Output the lines that follow exactly as they are.

Figure contents as structured data:
-- start --

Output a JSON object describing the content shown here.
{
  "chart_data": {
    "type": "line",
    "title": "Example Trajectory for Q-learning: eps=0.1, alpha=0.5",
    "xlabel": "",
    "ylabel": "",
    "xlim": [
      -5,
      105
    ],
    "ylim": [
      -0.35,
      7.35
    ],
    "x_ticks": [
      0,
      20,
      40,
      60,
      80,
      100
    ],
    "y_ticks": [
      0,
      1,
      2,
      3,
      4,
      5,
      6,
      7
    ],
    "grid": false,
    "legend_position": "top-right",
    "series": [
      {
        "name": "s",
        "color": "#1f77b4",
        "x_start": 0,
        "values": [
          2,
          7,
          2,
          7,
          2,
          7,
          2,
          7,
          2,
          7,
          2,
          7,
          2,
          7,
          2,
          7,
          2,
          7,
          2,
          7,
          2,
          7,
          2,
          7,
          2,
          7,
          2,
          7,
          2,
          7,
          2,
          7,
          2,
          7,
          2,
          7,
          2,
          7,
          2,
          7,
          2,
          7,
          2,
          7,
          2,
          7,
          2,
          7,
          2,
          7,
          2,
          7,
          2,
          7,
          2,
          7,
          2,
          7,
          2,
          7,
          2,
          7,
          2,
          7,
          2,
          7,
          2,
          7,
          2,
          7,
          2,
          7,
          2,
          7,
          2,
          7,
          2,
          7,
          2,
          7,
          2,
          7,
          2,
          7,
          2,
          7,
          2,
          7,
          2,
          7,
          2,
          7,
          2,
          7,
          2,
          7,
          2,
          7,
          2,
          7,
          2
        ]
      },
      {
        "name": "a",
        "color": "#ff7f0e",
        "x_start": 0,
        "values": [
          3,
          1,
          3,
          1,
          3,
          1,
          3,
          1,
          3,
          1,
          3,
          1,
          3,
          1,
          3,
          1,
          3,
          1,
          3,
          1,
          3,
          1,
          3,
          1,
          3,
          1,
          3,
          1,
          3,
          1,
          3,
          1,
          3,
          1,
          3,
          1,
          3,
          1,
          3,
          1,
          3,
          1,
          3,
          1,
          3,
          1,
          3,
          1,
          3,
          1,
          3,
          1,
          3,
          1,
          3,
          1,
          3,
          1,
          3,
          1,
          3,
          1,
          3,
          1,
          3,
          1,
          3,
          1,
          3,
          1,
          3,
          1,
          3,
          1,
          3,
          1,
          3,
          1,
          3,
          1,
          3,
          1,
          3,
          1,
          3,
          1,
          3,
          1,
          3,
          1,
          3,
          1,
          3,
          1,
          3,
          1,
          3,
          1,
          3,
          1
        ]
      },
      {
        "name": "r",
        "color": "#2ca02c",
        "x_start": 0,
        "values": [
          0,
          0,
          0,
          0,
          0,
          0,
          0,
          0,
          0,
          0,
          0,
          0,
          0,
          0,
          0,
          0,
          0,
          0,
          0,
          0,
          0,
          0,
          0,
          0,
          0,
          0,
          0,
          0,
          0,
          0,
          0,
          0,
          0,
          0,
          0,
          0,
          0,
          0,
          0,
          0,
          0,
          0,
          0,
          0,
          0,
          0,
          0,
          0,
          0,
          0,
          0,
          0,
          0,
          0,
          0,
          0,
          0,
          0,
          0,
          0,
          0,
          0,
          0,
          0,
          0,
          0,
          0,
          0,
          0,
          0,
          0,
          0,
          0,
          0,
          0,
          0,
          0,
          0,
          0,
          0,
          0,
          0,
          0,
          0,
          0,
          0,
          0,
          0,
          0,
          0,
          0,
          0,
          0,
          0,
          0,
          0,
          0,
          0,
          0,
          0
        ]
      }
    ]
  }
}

-- end --

* THE COMPLETED TASK
Output a JSON object describing the content shown here.
{
  "chart_data": {
    "type": "line",
    "title": "Example Trajectory for Q-learning: eps=0.1, alpha=0.5",
    "xlabel": "",
    "ylabel": "",
    "xlim": [
      -5,
      105
    ],
    "ylim": [
      -0.35,
      7.35
    ],
    "x_ticks": [
      0,
      20,
      40,
      60,
      80,
      100
    ],
    "y_ticks": [
      0,
      1,
      2,
      3,
      4,
      5,
      6,
      7
    ],
    "grid": false,
    "legend_position": "top-right",
    "series": [
      {
        "name": "s",
        "color": "#1f77b4",
        "x_start": 0,
        "values": [
          2,
          7,
          2,
          7,
          2,
          7,
          2,
          7,
          2,
          7,
          2,
          7,
          2,
          7,
          2,
          7,
          2,
          7,
          2,
          7,
          2,
          7,
          2,
          7,
          2,
          7,
          2,
          7,
          2,
          7,
          2,
          7,
          2,
          7,
          2,
          7,
          2,
          7,
          2,
          7,
          2,
          7,
          2,
          7,
          2,
          7,
          2,
          7,
          2,
          7,
          2,
          7,
          2,
          7,
          2,
          7,
          2,
          7,
          2,
          7,
          2,
          7,
          2,
          7,
          2,
          7,
          2,
          7,
          2,
          7,
          2,
          7,
          2,
          7,
          2,
          7,
          2,
          7,
          2,
          7,
          2,
          7,
          2,
          7,
          2,
          7,
          2,
          7,
          2,
          7,
          2,
          7,
          2,
          7,
          2,
          7,
          2,
          7,
          2,
          7,
          2
        ]
      },
      {
        "name": "a",
        "color": "#ff7f0e",
        "x_start": 0,
        "values": [
          3,
          1,
          3,
          1,
          3,
          1,
          3,
          1,
          3,
          1,
          3,
          1,
          3,
          1,
          3,
          1,
          3,
          1,
          3,
          1,
          3,
          1,
          3,
          1,
          3,
          1,
          3,
          1,
          3,
          1,
          3,
          1,
          3,
          1,
          3,
          1,
          3,
          1,
          3,
          1,
          3,
          1,
          3,
          1,
          3,
          1,
          3,
          1,
          3,
          1,
          3,
          1,
          3,
          1,
          3,
          1,
          3,
          1,
          3,
          1,
          3,
          1,
          3,
          1,
          3,
          1,
          3,
          1,
          3,
          1,
          3,
          1,
          3,
          1,
          3,
          1,
          3,
          1,
          3,
          1,
          3,
          1,
          3,
          1,
          3,
          1,
          3,
          1,
          3,
          1,
          3,
          1,
          3,
          1,
          3,
          1,
          3,
          1,
          3,
          1
        ]
      },
      {
        "name": "r",
        "color": "#2ca02c",
        "x_start": 0,
        "values": [
          0,
          0,
          0,
          0,
          0,
          0,
          0,
          0,
          0,
          0,
          0,
          0,
          0,
          0,
          0,
          0,
          0,
          0,
          0,
          0,
          0,
          0,
          0,
          0,
          0,
          0,
          0,
          0,
          0,
          0,
          0,
          0,
          0,
          0,
          0,
          0,
          0,
          0,
          0,
          0,
          0,
          0,
          0,
          0,
          0,
          0,
          0,
          0,
          0,
          0,
          0,
          0,
          0,
          0,
          0,
          0,
          0,
          0,
          0,
          0,
          0,
          0,
          0,
          0,
          0,
          0,
          0,
          0,
          0,
          0,
          0,
          0,
          0,
          0,
          0,
          0,
          0,
          0,
          0,
          0,
          0,
          0,
          0,
          0,
          0,
          0,
          0,
          0,
          0,
          0,
          0,
          0,
          0,
          0,
          0,
          0,
          0,
          0,
          0,
          0
        ]
      }
    ]
  }
}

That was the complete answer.